WORK TO COMPLETE: Reproduce all of the material word for word.

RECORD EXCERPTS:

★ ★ ★ ★ ★

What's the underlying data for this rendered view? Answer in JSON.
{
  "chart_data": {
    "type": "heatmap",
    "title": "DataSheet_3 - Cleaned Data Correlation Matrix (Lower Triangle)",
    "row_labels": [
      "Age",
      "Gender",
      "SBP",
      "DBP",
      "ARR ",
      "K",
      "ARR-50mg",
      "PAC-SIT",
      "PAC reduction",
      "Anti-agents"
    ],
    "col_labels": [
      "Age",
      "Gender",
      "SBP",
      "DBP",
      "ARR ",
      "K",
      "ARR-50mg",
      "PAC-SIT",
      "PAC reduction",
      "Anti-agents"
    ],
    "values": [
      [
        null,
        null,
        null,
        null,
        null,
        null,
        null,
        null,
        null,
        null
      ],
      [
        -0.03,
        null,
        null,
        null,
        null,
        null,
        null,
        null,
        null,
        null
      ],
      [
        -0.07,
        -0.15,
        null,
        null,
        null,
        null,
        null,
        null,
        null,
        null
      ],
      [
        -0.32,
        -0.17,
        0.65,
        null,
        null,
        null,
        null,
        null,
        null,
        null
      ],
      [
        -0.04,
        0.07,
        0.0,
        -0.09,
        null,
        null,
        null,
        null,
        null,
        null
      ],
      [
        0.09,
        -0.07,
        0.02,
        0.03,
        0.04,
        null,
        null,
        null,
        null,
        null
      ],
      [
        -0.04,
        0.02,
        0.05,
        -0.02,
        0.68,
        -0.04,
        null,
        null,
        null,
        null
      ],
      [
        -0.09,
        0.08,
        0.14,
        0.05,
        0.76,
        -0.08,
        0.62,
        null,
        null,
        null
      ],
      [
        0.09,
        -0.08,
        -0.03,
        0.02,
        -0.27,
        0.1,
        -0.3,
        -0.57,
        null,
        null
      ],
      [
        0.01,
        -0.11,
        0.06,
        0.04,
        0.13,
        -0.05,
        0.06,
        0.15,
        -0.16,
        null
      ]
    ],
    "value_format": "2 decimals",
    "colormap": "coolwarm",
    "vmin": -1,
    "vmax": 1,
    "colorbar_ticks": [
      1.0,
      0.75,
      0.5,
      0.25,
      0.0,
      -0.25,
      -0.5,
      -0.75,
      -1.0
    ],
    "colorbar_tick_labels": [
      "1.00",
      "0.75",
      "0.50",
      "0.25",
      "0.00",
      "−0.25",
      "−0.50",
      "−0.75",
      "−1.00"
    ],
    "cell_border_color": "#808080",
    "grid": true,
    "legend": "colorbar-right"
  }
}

★ ★ ★ ★ ★

RESPONSE FOR THIS EXERCISE:
What's the underlying data for this rendered view? Answer in JSON.
{
  "chart_data": {
    "type": "heatmap",
    "title": "DataSheet_3 - Cleaned Data Correlation Matrix (Lower Triangle)",
    "row_labels": [
      "Age",
      "Gender",
      "SBP",
      "DBP",
      "ARR ",
      "K",
      "ARR-50mg",
      "PAC-SIT",
      "PAC reduction",
      "Anti-agents"
    ],
    "col_labels": [
      "Age",
      "Gender",
      "SBP",
      "DBP",
      "ARR ",
      "K",
      "ARR-50mg",
      "PAC-SIT",
      "PAC reduction",
      "Anti-agents"
    ],
    "values": [
      [
        null,
        null,
        null,
        null,
        null,
        null,
        null,
        null,
        null,
        null
      ],
      [
        -0.03,
        null,
        null,
        null,
        null,
        null,
        null,
        null,
        null,
        null
      ],
      [
        -0.07,
        -0.15,
        null,
        null,
        null,
        null,
        null,
        null,
        null,
        null
      ],
      [
        -0.32,
        -0.17,
        0.65,
        null,
        null,
        null,
        null,
        null,
        null,
        null
      ],
      [
        -0.04,
        0.07,
        0.0,
        -0.09,
        null,
        null,
        null,
        null,
        null,
        null
      ],
      [
        0.09,
        -0.07,
        0.02,
        0.03,
        0.04,
        null,
        null,
        null,
        null,
        null
      ],
      [
        -0.04,
        0.02,
        0.05,
        -0.02,
        0.68,
        -0.04,
        null,
        null,
        null,
        null
      ],
      [
        -0.09,
        0.08,
        0.14,
        0.05,
        0.76,
        -0.08,
        0.62,
        null,
        null,
        null
      ],
      [
        0.09,
        -0.08,
        -0.03,
        0.02,
        -0.27,
        0.1,
        -0.3,
        -0.57,
        null,
        null
      ],
      [
        0.01,
        -0.11,
        0.06,
        0.04,
        0.13,
        -0.05,
        0.06,
        0.15,
        -0.16,
        null
      ]
    ],
    "value_format": "2 decimals",
    "colormap": "coolwarm",
    "vmin": -1,
    "vmax": 1,
    "colorbar_ticks": [
      1.0,
      0.75,
      0.5,
      0.25,
      0.0,
      -0.25,
      -0.5,
      -0.75,
      -1.0
    ],
    "colorbar_tick_labels": [
      "1.00",
      "0.75",
      "0.50",
      "0.25",
      "0.00",
      "−0.25",
      "−0.50",
      "−0.75",
      "−1.00"
    ],
    "cell_border_color": "#808080",
    "grid": true,
    "legend": "colorbar-right"
  }
}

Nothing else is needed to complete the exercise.